▸ **The exercise**
Output the material beneath this task exactly, images excluded.

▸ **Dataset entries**
-- START --

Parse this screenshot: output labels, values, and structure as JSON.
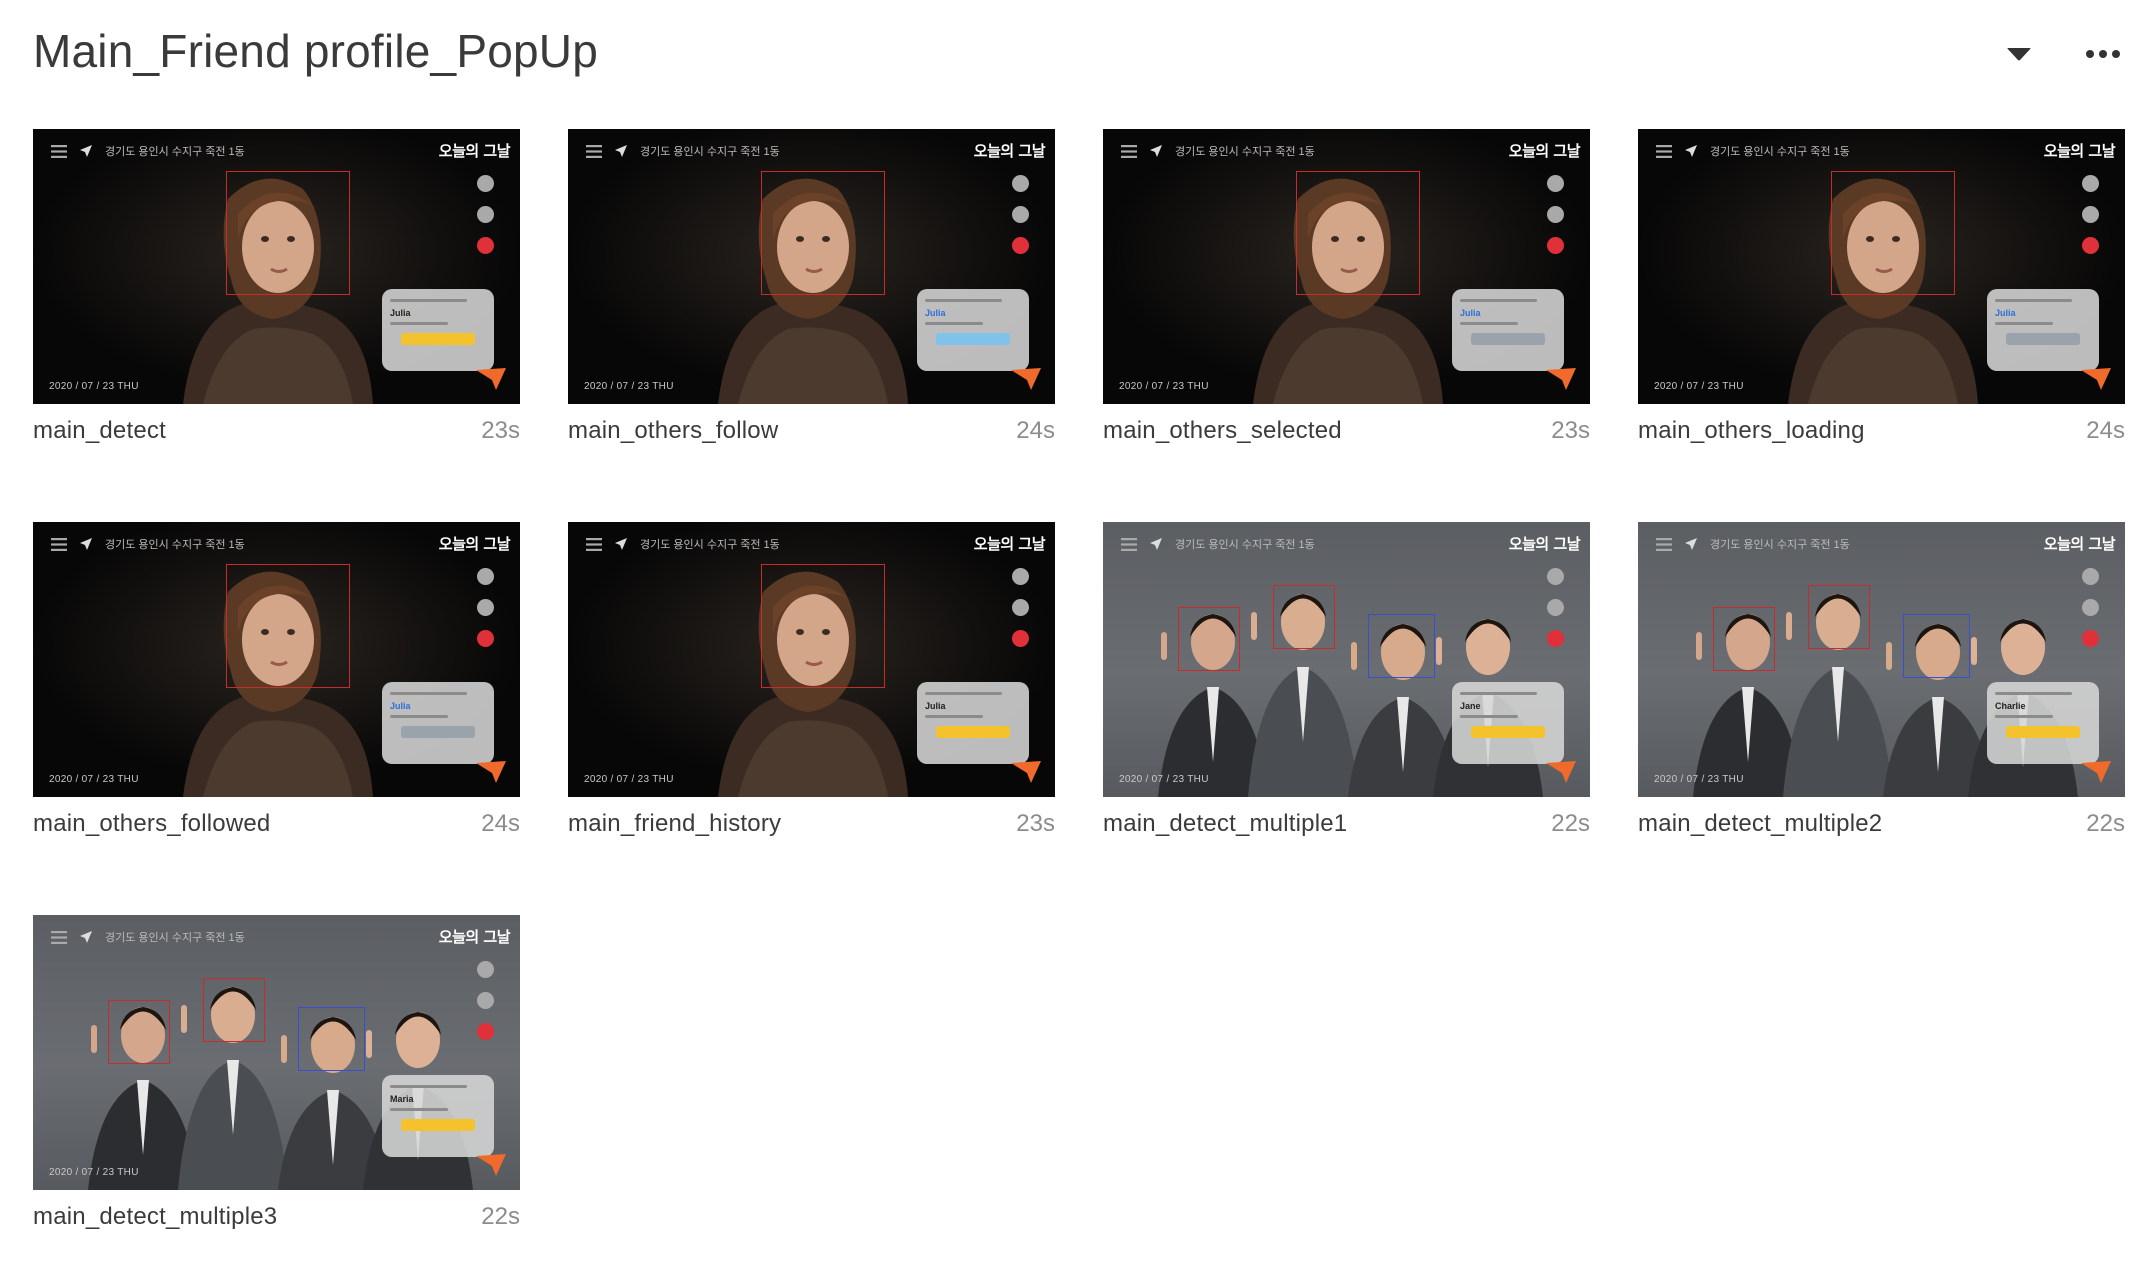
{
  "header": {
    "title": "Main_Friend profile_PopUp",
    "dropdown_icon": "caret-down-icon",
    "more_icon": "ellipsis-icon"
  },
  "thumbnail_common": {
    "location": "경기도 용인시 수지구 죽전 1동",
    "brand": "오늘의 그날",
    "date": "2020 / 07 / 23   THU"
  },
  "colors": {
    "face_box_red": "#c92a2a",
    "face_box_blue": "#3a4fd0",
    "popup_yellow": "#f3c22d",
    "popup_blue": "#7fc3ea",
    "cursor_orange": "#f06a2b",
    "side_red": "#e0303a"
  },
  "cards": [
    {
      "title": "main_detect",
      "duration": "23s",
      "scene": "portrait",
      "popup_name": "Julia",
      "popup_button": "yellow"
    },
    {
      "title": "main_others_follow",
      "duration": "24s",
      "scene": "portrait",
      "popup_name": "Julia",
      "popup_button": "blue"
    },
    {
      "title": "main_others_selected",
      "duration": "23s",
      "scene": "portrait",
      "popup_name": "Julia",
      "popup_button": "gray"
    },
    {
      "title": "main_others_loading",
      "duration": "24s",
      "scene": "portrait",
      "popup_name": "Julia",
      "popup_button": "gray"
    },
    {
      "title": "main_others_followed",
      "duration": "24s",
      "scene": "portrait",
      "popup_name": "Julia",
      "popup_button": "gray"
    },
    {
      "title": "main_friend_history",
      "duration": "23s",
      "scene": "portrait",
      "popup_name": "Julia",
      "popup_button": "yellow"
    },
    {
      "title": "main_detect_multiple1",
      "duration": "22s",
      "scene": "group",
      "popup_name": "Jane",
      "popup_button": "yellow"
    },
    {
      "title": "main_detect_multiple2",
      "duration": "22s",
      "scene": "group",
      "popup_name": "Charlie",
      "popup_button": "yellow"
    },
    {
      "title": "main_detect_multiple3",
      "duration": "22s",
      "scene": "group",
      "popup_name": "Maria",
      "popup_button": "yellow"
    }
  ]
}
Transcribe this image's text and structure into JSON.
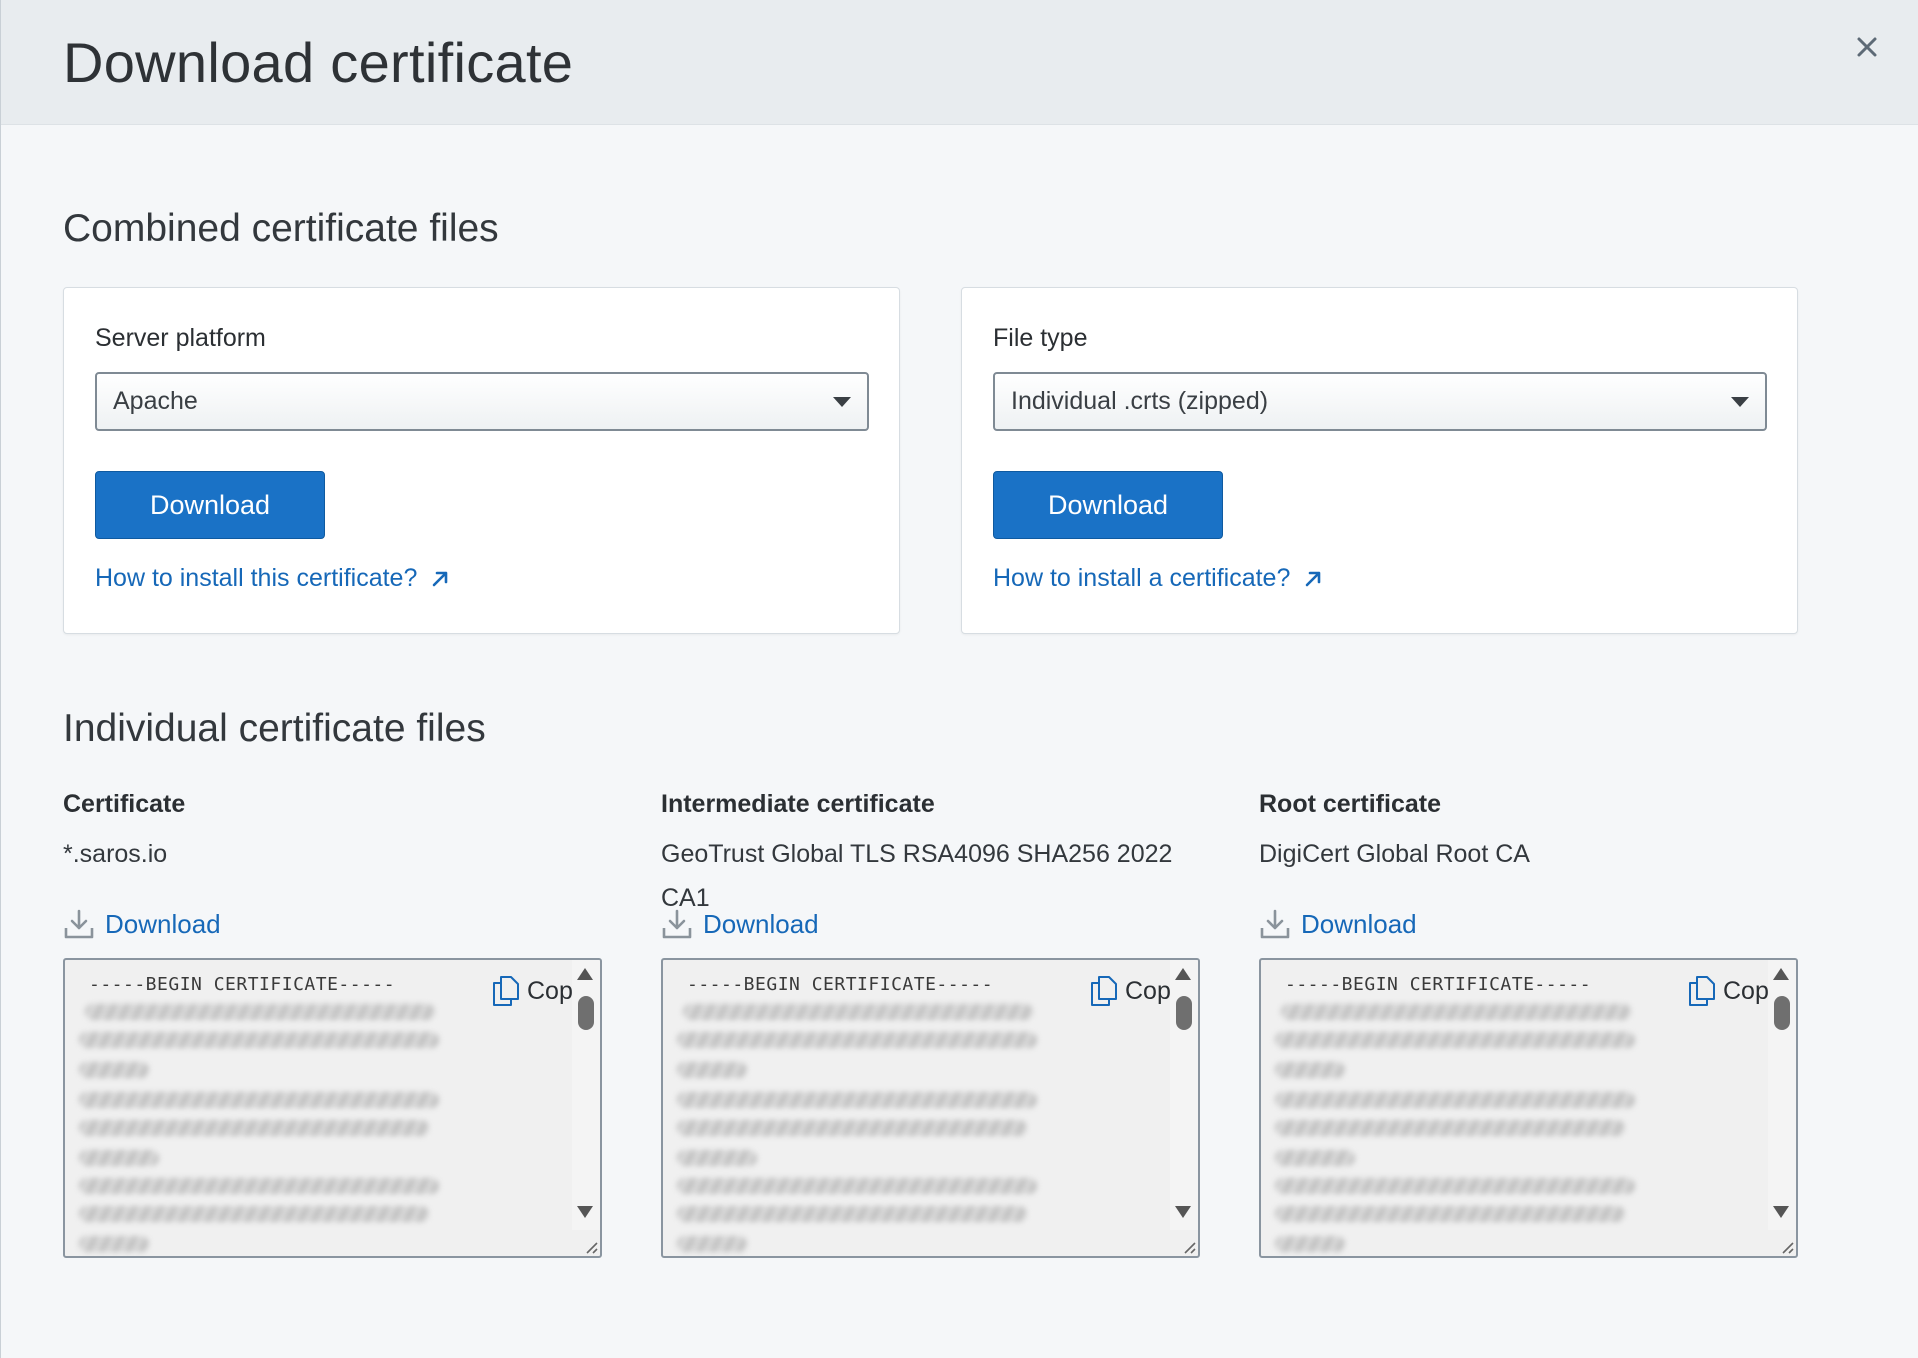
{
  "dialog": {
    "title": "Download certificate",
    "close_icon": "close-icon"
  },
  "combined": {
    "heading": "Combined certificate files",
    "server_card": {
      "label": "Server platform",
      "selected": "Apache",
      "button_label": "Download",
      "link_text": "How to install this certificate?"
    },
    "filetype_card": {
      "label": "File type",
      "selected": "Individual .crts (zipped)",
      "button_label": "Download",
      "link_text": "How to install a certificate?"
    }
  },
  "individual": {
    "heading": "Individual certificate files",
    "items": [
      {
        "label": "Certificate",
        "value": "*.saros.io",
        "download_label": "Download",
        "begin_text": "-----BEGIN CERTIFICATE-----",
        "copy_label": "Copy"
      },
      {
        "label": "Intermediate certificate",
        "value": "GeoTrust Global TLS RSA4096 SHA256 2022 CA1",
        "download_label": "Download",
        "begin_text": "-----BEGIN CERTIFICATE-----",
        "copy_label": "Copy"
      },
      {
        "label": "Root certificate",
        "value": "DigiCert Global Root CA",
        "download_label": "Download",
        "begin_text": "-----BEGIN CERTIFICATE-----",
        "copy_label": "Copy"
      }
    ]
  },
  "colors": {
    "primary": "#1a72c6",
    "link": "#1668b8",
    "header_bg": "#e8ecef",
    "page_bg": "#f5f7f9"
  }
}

-- END --

▸ **Full answer**
Parse this screenshot: output labels, values, and structure as JSON.
{
  "header": {
    "title": "Main_Friend profile_PopUp",
    "dropdown_icon": "caret-down-icon",
    "more_icon": "ellipsis-icon"
  },
  "thumbnail_common": {
    "location": "경기도 용인시 수지구 죽전 1동",
    "brand": "오늘의 그날",
    "date": "2020 / 07 / 23   THU"
  },
  "colors": {
    "face_box_red": "#c92a2a",
    "face_box_blue": "#3a4fd0",
    "popup_yellow": "#f3c22d",
    "popup_blue": "#7fc3ea",
    "cursor_orange": "#f06a2b",
    "side_red": "#e0303a"
  },
  "cards": [
    {
      "title": "main_detect",
      "duration": "23s",
      "scene": "portrait",
      "popup_name": "Julia",
      "popup_button": "yellow"
    },
    {
      "title": "main_others_follow",
      "duration": "24s",
      "scene": "portrait",
      "popup_name": "Julia",
      "popup_button": "blue"
    },
    {
      "title": "main_others_selected",
      "duration": "23s",
      "scene": "portrait",
      "popup_name": "Julia",
      "popup_button": "gray"
    },
    {
      "title": "main_others_loading",
      "duration": "24s",
      "scene": "portrait",
      "popup_name": "Julia",
      "popup_button": "gray"
    },
    {
      "title": "main_others_followed",
      "duration": "24s",
      "scene": "portrait",
      "popup_name": "Julia",
      "popup_button": "gray"
    },
    {
      "title": "main_friend_history",
      "duration": "23s",
      "scene": "portrait",
      "popup_name": "Julia",
      "popup_button": "yellow"
    },
    {
      "title": "main_detect_multiple1",
      "duration": "22s",
      "scene": "group",
      "popup_name": "Jane",
      "popup_button": "yellow"
    },
    {
      "title": "main_detect_multiple2",
      "duration": "22s",
      "scene": "group",
      "popup_name": "Charlie",
      "popup_button": "yellow"
    },
    {
      "title": "main_detect_multiple3",
      "duration": "22s",
      "scene": "group",
      "popup_name": "Maria",
      "popup_button": "yellow"
    }
  ]
}
Transcribe this image's text and structure into JSON.
{
  "dialog": {
    "title": "Download certificate",
    "close_icon": "close-icon"
  },
  "combined": {
    "heading": "Combined certificate files",
    "server_card": {
      "label": "Server platform",
      "selected": "Apache",
      "button_label": "Download",
      "link_text": "How to install this certificate?"
    },
    "filetype_card": {
      "label": "File type",
      "selected": "Individual .crts (zipped)",
      "button_label": "Download",
      "link_text": "How to install a certificate?"
    }
  },
  "individual": {
    "heading": "Individual certificate files",
    "items": [
      {
        "label": "Certificate",
        "value": "*.saros.io",
        "download_label": "Download",
        "begin_text": "-----BEGIN CERTIFICATE-----",
        "copy_label": "Copy"
      },
      {
        "label": "Intermediate certificate",
        "value": "GeoTrust Global TLS RSA4096 SHA256 2022 CA1",
        "download_label": "Download",
        "begin_text": "-----BEGIN CERTIFICATE-----",
        "copy_label": "Copy"
      },
      {
        "label": "Root certificate",
        "value": "DigiCert Global Root CA",
        "download_label": "Download",
        "begin_text": "-----BEGIN CERTIFICATE-----",
        "copy_label": "Copy"
      }
    ]
  },
  "colors": {
    "primary": "#1a72c6",
    "link": "#1668b8",
    "header_bg": "#e8ecef",
    "page_bg": "#f5f7f9"
  }
}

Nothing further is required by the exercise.